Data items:
▼▼▼
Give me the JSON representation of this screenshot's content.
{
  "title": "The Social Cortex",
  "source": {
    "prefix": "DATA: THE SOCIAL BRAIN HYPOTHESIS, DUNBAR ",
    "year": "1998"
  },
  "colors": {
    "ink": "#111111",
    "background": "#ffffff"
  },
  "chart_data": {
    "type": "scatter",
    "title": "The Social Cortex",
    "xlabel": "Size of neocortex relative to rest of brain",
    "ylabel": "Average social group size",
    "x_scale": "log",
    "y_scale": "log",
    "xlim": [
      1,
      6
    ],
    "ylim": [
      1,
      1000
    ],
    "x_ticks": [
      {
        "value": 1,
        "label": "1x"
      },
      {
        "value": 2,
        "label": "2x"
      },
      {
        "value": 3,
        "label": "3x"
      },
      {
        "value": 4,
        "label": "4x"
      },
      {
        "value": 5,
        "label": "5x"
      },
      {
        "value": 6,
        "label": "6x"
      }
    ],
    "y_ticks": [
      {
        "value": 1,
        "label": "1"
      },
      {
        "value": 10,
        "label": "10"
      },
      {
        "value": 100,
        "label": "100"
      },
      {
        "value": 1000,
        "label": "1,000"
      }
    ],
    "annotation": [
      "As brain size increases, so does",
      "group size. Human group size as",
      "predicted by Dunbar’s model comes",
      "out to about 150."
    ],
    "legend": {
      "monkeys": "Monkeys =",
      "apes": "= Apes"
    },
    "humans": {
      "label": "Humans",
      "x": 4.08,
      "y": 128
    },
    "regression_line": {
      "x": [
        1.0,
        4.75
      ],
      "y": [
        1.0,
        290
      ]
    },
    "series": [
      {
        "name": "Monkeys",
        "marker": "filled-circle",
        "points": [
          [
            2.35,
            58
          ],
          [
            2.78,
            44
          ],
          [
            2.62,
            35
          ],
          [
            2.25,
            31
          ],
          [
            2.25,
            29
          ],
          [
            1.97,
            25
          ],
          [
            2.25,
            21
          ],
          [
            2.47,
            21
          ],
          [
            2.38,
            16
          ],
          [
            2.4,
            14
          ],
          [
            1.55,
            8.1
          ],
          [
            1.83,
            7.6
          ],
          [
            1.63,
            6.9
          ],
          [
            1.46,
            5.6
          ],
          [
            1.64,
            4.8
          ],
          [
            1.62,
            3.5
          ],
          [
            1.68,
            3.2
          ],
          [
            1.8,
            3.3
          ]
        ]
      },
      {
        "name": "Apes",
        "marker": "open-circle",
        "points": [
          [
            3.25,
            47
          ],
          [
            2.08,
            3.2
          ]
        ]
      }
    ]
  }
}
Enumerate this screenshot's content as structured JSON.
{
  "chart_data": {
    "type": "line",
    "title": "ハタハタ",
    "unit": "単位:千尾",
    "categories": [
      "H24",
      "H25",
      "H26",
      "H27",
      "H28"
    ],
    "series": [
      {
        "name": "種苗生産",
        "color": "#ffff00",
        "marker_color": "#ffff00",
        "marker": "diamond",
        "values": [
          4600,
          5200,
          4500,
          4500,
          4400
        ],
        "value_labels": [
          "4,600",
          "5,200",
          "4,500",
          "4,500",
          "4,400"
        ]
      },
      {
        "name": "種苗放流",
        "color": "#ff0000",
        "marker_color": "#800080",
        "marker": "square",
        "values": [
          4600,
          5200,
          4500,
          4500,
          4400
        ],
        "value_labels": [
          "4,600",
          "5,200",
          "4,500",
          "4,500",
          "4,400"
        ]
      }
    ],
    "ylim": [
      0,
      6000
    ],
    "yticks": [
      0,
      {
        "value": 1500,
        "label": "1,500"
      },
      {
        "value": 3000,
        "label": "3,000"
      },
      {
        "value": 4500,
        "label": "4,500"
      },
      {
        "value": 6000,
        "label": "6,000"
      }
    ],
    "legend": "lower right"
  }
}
▲▲▲
- [Aim] Exact copies of all the records are required.

- [Result of the task]
Give me the JSON representation of this screenshot's content.
{
  "title": "The Social Cortex",
  "source": {
    "prefix": "DATA: THE SOCIAL BRAIN HYPOTHESIS, DUNBAR ",
    "year": "1998"
  },
  "colors": {
    "ink": "#111111",
    "background": "#ffffff"
  },
  "chart_data": {
    "type": "scatter",
    "title": "The Social Cortex",
    "xlabel": "Size of neocortex relative to rest of brain",
    "ylabel": "Average social group size",
    "x_scale": "log",
    "y_scale": "log",
    "xlim": [
      1,
      6
    ],
    "ylim": [
      1,
      1000
    ],
    "x_ticks": [
      {
        "value": 1,
        "label": "1x"
      },
      {
        "value": 2,
        "label": "2x"
      },
      {
        "value": 3,
        "label": "3x"
      },
      {
        "value": 4,
        "label": "4x"
      },
      {
        "value": 5,
        "label": "5x"
      },
      {
        "value": 6,
        "label": "6x"
      }
    ],
    "y_ticks": [
      {
        "value": 1,
        "label": "1"
      },
      {
        "value": 10,
        "label": "10"
      },
      {
        "value": 100,
        "label": "100"
      },
      {
        "value": 1000,
        "label": "1,000"
      }
    ],
    "annotation": [
      "As brain size increases, so does",
      "group size. Human group size as",
      "predicted by Dunbar’s model comes",
      "out to about 150."
    ],
    "legend": {
      "monkeys": "Monkeys =",
      "apes": "= Apes"
    },
    "humans": {
      "label": "Humans",
      "x": 4.08,
      "y": 128
    },
    "regression_line": {
      "x": [
        1.0,
        4.75
      ],
      "y": [
        1.0,
        290
      ]
    },
    "series": [
      {
        "name": "Monkeys",
        "marker": "filled-circle",
        "points": [
          [
            2.35,
            58
          ],
          [
            2.78,
            44
          ],
          [
            2.62,
            35
          ],
          [
            2.25,
            31
          ],
          [
            2.25,
            29
          ],
          [
            1.97,
            25
          ],
          [
            2.25,
            21
          ],
          [
            2.47,
            21
          ],
          [
            2.38,
            16
          ],
          [
            2.4,
            14
          ],
          [
            1.55,
            8.1
          ],
          [
            1.83,
            7.6
          ],
          [
            1.63,
            6.9
          ],
          [
            1.46,
            5.6
          ],
          [
            1.64,
            4.8
          ],
          [
            1.62,
            3.5
          ],
          [
            1.68,
            3.2
          ],
          [
            1.8,
            3.3
          ]
        ]
      },
      {
        "name": "Apes",
        "marker": "open-circle",
        "points": [
          [
            3.25,
            47
          ],
          [
            2.08,
            3.2
          ]
        ]
      }
    ]
  }
}
Enumerate this screenshot's content as structured JSON.
{
  "chart_data": {
    "type": "line",
    "title": "ハタハタ",
    "unit": "単位:千尾",
    "categories": [
      "H24",
      "H25",
      "H26",
      "H27",
      "H28"
    ],
    "series": [
      {
        "name": "種苗生産",
        "color": "#ffff00",
        "marker_color": "#ffff00",
        "marker": "diamond",
        "values": [
          4600,
          5200,
          4500,
          4500,
          4400
        ],
        "value_labels": [
          "4,600",
          "5,200",
          "4,500",
          "4,500",
          "4,400"
        ]
      },
      {
        "name": "種苗放流",
        "color": "#ff0000",
        "marker_color": "#800080",
        "marker": "square",
        "values": [
          4600,
          5200,
          4500,
          4500,
          4400
        ],
        "value_labels": [
          "4,600",
          "5,200",
          "4,500",
          "4,500",
          "4,400"
        ]
      }
    ],
    "ylim": [
      0,
      6000
    ],
    "yticks": [
      0,
      {
        "value": 1500,
        "label": "1,500"
      },
      {
        "value": 3000,
        "label": "3,000"
      },
      {
        "value": 4500,
        "label": "4,500"
      },
      {
        "value": 6000,
        "label": "6,000"
      }
    ],
    "legend": "lower right"
  }
}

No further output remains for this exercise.